# WORK TO DO:
All of the data must be printed exactly; please include every line.

(Structured figure records)
--- --- ---

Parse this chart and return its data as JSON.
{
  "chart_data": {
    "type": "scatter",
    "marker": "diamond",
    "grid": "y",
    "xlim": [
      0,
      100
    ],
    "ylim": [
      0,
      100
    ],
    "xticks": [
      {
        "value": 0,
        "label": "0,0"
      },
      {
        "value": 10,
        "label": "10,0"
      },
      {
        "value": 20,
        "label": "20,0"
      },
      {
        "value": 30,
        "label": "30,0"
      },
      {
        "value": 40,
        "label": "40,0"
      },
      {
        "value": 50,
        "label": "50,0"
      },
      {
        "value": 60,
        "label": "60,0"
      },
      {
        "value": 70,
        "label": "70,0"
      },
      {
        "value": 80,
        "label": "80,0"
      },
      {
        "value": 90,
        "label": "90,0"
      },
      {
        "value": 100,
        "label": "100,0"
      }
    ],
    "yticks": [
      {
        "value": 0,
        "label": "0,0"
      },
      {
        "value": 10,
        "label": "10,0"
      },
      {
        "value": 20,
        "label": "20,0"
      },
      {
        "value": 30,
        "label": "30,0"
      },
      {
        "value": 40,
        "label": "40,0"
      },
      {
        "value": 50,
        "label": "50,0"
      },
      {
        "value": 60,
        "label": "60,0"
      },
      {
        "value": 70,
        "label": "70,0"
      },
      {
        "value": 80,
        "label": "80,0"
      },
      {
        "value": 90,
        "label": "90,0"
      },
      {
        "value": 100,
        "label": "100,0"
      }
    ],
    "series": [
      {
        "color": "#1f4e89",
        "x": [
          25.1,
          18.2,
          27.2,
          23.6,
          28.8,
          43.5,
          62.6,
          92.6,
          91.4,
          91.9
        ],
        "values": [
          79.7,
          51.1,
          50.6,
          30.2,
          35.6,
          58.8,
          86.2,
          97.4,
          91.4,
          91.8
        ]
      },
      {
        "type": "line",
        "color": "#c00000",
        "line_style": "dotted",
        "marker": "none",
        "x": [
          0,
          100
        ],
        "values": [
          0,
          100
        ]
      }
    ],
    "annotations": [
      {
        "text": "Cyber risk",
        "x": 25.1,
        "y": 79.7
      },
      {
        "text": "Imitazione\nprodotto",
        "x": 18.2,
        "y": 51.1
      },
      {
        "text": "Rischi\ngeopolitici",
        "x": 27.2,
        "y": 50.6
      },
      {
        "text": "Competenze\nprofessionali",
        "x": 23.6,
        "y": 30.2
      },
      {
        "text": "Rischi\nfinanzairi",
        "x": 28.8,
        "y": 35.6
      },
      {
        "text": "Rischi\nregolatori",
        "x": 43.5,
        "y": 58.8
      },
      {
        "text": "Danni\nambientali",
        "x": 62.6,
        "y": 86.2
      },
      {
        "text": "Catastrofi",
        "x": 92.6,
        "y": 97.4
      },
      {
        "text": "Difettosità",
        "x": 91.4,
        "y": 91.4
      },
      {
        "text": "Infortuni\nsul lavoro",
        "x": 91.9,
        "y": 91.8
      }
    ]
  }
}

--- --- ---

# FULL SOLUTION:
Parse this chart and return its data as JSON.
{
  "chart_data": {
    "type": "scatter",
    "marker": "diamond",
    "grid": "y",
    "xlim": [
      0,
      100
    ],
    "ylim": [
      0,
      100
    ],
    "xticks": [
      {
        "value": 0,
        "label": "0,0"
      },
      {
        "value": 10,
        "label": "10,0"
      },
      {
        "value": 20,
        "label": "20,0"
      },
      {
        "value": 30,
        "label": "30,0"
      },
      {
        "value": 40,
        "label": "40,0"
      },
      {
        "value": 50,
        "label": "50,0"
      },
      {
        "value": 60,
        "label": "60,0"
      },
      {
        "value": 70,
        "label": "70,0"
      },
      {
        "value": 80,
        "label": "80,0"
      },
      {
        "value": 90,
        "label": "90,0"
      },
      {
        "value": 100,
        "label": "100,0"
      }
    ],
    "yticks": [
      {
        "value": 0,
        "label": "0,0"
      },
      {
        "value": 10,
        "label": "10,0"
      },
      {
        "value": 20,
        "label": "20,0"
      },
      {
        "value": 30,
        "label": "30,0"
      },
      {
        "value": 40,
        "label": "40,0"
      },
      {
        "value": 50,
        "label": "50,0"
      },
      {
        "value": 60,
        "label": "60,0"
      },
      {
        "value": 70,
        "label": "70,0"
      },
      {
        "value": 80,
        "label": "80,0"
      },
      {
        "value": 90,
        "label": "90,0"
      },
      {
        "value": 100,
        "label": "100,0"
      }
    ],
    "series": [
      {
        "color": "#1f4e89",
        "x": [
          25.1,
          18.2,
          27.2,
          23.6,
          28.8,
          43.5,
          62.6,
          92.6,
          91.4,
          91.9
        ],
        "values": [
          79.7,
          51.1,
          50.6,
          30.2,
          35.6,
          58.8,
          86.2,
          97.4,
          91.4,
          91.8
        ]
      },
      {
        "type": "line",
        "color": "#c00000",
        "line_style": "dotted",
        "marker": "none",
        "x": [
          0,
          100
        ],
        "values": [
          0,
          100
        ]
      }
    ],
    "annotations": [
      {
        "text": "Cyber risk",
        "x": 25.1,
        "y": 79.7
      },
      {
        "text": "Imitazione\nprodotto",
        "x": 18.2,
        "y": 51.1
      },
      {
        "text": "Rischi\ngeopolitici",
        "x": 27.2,
        "y": 50.6
      },
      {
        "text": "Competenze\nprofessionali",
        "x": 23.6,
        "y": 30.2
      },
      {
        "text": "Rischi\nfinanzairi",
        "x": 28.8,
        "y": 35.6
      },
      {
        "text": "Rischi\nregolatori",
        "x": 43.5,
        "y": 58.8
      },
      {
        "text": "Danni\nambientali",
        "x": 62.6,
        "y": 86.2
      },
      {
        "text": "Catastrofi",
        "x": 92.6,
        "y": 97.4
      },
      {
        "text": "Difettosità",
        "x": 91.4,
        "y": 91.4
      },
      {
        "text": "Infortuni\nsul lavoro",
        "x": 91.9,
        "y": 91.8
      }
    ]
  }
}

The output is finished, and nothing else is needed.